-- START --

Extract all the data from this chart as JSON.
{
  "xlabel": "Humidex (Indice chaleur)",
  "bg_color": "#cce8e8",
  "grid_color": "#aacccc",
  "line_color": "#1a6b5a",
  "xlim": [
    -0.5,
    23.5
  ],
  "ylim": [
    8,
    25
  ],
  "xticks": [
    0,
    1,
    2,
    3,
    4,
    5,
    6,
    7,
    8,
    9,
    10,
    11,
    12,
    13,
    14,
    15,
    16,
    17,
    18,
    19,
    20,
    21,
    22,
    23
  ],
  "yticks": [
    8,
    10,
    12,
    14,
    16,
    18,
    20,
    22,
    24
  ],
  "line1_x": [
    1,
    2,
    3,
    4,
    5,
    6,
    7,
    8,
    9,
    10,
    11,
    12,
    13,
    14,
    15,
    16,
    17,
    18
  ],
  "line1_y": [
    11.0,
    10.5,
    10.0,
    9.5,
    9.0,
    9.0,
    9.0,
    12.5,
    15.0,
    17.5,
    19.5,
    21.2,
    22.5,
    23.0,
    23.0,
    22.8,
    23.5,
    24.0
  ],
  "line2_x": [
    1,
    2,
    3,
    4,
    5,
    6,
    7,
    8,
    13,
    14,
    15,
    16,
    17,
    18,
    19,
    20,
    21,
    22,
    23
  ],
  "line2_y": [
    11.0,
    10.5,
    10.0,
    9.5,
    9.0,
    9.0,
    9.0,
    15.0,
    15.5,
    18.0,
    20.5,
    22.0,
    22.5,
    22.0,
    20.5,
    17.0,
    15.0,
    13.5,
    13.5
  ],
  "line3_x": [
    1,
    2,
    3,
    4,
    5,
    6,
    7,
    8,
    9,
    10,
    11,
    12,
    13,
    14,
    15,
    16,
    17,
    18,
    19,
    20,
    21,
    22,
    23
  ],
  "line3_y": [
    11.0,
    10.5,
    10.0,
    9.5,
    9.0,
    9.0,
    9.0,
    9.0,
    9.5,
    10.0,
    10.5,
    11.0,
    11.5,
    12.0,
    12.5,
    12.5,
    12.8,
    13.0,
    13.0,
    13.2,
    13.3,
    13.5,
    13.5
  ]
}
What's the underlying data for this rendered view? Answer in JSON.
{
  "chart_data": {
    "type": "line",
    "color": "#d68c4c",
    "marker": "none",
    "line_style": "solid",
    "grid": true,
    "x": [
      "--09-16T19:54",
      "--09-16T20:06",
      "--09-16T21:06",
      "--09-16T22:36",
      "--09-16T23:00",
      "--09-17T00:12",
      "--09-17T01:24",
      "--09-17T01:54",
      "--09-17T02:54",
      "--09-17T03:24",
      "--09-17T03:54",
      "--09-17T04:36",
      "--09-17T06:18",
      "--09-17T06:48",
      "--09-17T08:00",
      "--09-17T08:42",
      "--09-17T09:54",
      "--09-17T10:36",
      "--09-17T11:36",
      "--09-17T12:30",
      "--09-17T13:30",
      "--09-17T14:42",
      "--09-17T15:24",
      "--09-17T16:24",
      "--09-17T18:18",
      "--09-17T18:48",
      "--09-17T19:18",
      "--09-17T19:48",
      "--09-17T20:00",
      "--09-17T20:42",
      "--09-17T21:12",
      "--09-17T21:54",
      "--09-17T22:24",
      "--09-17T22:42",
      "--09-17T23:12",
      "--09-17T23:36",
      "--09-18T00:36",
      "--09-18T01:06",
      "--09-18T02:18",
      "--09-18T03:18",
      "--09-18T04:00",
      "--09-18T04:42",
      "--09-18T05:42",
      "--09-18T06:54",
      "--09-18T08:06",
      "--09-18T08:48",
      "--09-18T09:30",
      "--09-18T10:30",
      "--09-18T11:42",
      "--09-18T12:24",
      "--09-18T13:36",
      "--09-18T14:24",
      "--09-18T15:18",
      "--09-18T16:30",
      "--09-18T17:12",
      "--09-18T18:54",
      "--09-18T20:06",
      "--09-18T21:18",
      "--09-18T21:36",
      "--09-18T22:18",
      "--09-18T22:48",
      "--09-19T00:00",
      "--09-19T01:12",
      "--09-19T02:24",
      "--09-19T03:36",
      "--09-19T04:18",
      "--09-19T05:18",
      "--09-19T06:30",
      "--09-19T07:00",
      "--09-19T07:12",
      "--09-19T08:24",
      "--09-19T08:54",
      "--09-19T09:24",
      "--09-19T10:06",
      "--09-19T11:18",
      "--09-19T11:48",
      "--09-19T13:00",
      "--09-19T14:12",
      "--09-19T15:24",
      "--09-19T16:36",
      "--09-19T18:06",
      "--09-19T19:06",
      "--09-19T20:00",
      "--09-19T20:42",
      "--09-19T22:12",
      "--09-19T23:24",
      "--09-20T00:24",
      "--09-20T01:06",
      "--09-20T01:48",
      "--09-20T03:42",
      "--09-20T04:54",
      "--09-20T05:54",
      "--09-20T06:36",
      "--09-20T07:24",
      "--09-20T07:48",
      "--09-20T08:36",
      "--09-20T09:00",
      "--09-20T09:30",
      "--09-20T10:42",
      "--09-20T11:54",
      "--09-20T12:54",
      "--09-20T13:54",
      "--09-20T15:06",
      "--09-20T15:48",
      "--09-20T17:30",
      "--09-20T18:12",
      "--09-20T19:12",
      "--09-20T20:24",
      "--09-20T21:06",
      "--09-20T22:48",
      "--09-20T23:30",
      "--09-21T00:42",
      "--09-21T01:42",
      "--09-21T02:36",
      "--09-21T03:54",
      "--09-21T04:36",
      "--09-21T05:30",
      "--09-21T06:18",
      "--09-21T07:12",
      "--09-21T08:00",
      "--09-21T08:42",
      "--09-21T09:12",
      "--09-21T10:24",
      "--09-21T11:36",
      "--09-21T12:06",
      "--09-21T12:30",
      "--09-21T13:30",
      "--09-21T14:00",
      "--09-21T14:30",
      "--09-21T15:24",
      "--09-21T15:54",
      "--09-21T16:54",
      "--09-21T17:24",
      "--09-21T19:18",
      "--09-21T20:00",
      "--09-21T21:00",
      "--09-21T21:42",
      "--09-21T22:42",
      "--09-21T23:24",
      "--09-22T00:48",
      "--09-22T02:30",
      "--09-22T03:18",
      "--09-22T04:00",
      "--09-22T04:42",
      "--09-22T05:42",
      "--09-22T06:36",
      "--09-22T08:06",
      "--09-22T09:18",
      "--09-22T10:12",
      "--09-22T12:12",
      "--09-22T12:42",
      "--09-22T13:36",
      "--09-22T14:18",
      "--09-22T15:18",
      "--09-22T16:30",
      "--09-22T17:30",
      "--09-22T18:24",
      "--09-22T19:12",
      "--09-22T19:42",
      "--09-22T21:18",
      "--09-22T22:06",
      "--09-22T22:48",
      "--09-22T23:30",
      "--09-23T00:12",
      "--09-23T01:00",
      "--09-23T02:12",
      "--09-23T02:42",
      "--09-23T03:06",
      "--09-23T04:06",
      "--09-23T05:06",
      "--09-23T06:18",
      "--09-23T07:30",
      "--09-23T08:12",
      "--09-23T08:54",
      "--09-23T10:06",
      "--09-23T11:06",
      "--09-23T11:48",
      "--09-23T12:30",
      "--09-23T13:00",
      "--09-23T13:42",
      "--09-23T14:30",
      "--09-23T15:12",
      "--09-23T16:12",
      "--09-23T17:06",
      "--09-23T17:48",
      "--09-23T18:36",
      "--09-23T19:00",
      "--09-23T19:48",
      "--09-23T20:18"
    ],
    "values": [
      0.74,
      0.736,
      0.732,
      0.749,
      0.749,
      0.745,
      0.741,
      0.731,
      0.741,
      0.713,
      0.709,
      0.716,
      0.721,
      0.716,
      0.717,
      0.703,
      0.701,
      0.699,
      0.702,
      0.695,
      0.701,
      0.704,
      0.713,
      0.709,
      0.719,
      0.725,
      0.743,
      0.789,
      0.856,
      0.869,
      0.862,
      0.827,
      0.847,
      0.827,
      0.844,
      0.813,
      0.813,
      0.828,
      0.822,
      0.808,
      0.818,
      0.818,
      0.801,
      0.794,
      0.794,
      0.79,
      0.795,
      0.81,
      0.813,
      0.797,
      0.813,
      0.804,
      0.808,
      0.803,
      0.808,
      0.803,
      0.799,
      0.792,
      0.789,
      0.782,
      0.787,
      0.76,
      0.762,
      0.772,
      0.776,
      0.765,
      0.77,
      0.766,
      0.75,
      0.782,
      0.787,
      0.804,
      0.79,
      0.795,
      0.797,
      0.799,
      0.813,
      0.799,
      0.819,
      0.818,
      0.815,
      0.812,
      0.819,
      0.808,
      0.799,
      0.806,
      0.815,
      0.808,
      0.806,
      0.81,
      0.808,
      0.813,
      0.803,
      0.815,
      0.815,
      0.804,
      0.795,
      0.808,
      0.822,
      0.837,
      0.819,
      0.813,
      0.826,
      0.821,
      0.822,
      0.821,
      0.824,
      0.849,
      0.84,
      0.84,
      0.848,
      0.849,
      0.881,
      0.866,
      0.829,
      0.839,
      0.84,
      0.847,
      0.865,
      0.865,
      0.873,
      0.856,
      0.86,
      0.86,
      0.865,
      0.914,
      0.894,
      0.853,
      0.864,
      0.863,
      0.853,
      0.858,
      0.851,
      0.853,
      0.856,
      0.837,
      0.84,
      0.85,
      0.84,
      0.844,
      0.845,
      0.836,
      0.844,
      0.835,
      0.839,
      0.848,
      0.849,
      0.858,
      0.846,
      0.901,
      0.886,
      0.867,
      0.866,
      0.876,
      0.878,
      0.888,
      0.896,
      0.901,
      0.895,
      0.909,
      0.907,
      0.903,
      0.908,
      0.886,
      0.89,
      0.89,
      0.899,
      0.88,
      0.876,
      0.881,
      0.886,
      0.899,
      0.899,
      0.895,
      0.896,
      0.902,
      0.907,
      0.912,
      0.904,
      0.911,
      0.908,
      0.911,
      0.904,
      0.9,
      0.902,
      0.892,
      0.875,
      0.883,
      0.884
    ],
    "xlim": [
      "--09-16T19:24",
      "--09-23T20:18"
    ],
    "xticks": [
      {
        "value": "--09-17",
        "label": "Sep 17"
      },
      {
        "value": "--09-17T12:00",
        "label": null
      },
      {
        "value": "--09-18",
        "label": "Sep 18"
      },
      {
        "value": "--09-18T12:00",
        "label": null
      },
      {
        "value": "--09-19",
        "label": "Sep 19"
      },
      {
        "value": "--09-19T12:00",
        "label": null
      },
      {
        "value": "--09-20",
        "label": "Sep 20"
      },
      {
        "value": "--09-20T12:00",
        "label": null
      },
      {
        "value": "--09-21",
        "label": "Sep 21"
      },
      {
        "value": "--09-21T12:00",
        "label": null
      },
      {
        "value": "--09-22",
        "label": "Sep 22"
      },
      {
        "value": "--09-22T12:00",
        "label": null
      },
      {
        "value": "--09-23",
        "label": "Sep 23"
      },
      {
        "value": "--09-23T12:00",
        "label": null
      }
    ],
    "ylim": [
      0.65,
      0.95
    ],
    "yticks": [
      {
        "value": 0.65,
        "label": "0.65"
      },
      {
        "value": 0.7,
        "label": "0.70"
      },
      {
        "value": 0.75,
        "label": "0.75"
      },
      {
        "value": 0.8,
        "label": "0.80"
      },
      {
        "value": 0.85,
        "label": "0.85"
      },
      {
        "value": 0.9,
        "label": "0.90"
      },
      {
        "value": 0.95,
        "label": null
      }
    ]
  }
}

-- END --

> To do
Determine how many lines in the records contain "this", and reply with the number only.

> Written response
2